*DATASET RECORDS*
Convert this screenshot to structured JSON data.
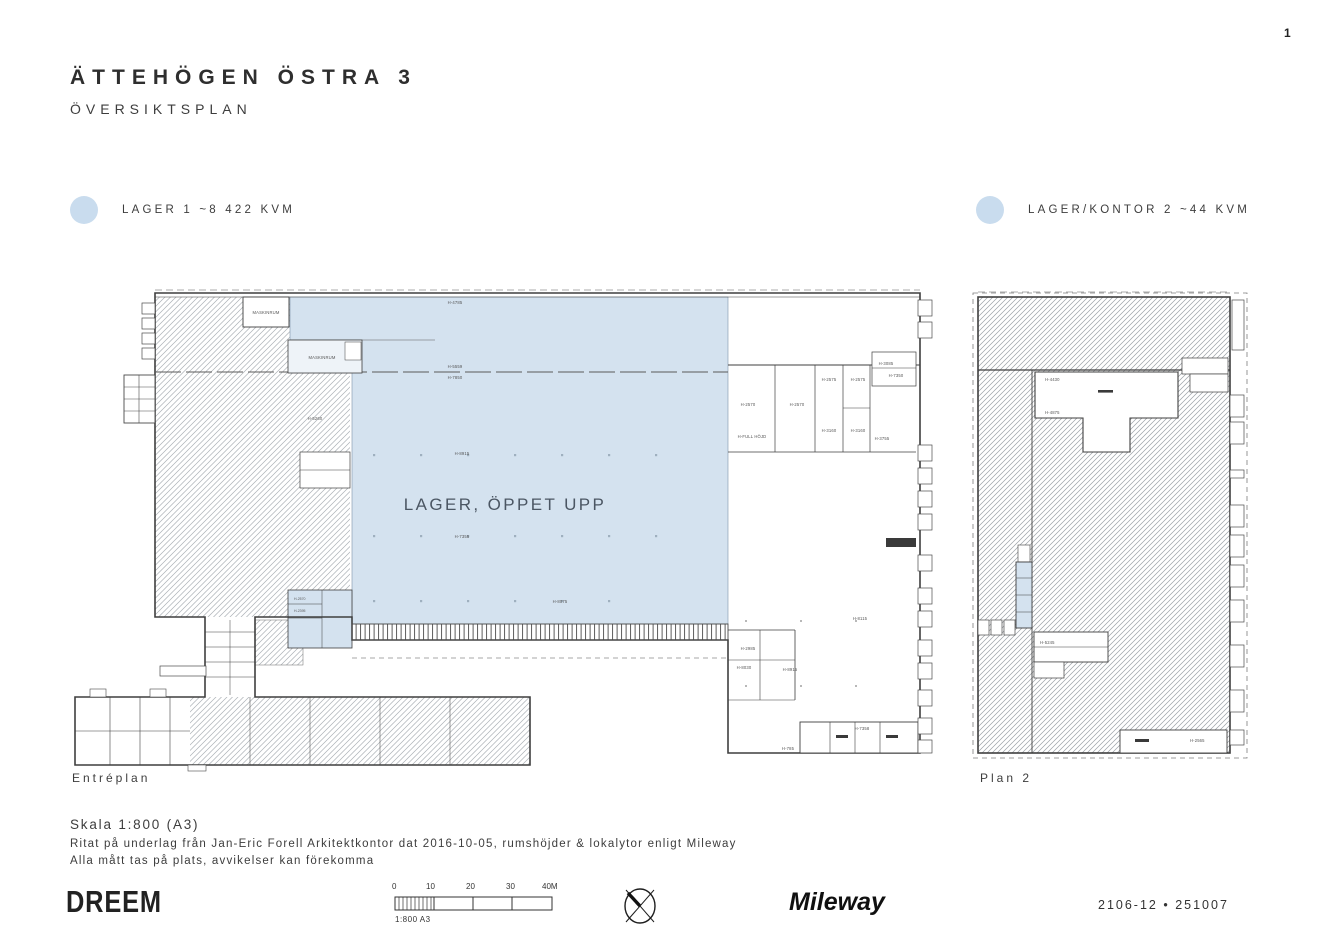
{
  "page": {
    "number": "1",
    "title": "ÄTTEHÖGEN ÖSTRA 3",
    "subtitle": "ÖVERSIKTSPLAN"
  },
  "legend": [
    {
      "label": "LAGER 1 ~8 422 KVM",
      "color": "#c9dcee"
    },
    {
      "label": "LAGER/KONTOR 2 ~44 KVM",
      "color": "#c9dcee"
    }
  ],
  "plans": {
    "entreplan": {
      "caption": "Entréplan",
      "area_label": "LAGER, ÖPPET UPP",
      "labels": {
        "maskinrum1": "MASKINRUM",
        "maskinrum2": "MASKINRUM",
        "h4785": "H-4785",
        "h5559": "H-5559",
        "h7850": "H-7850",
        "h5260": "H-5260",
        "h8915a": "H-8915",
        "h7355": "H-7355",
        "h8075": "H-8075",
        "h2570a": "H-2570",
        "h2570b": "H-2570",
        "h2575a": "H-2575",
        "h2575b": "H-2575",
        "h3160a": "H-3160",
        "h3160b": "H-3160",
        "hfull": "H-FULL HÖJD",
        "h3085": "H-3085",
        "h7350": "H-7350",
        "h3755": "H-3755",
        "h8115": "H-8115",
        "h2985": "H-2985",
        "h8030": "H-8030",
        "h8915b": "H-8915",
        "h7358": "H-7358",
        "h785": "H-785",
        "wc1": "H-2570",
        "wc2": "H-2395"
      }
    },
    "plan2": {
      "caption": "Plan 2",
      "labels": {
        "h4430": "H-4430",
        "h4875": "H-4875",
        "h5245": "H-5245",
        "h2565": "H-2565"
      }
    }
  },
  "notes": {
    "scale": "Skala 1:800 (A3)",
    "line1": "Ritat på underlag från Jan-Eric Forell Arkitektkontor dat 2016-10-05, rumshöjder & lokalytor enligt Mileway",
    "line2": "Alla mått tas på plats, avvikelser kan förekomma"
  },
  "footer": {
    "logo_left": "DREEM",
    "logo_right": "Mileway",
    "doc_number": "2106-12  •  251007",
    "scalebar": {
      "ticks": [
        "0",
        "10",
        "20",
        "30",
        "40M"
      ],
      "caption": "1:800 A3"
    }
  },
  "colors": {
    "highlight_fill": "#d4e2ef",
    "legend_dot": "#c9dcee",
    "wall": "#3f3f3f",
    "hatch": "#aab0b5"
  }
}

*TASK GOAL*
Find the string "caption" in the records, then copy each line where it occurs.

*RESPONSE*
      "caption": "Entréplan",
      "caption": "Plan 2",
      "caption": "1:800 A3"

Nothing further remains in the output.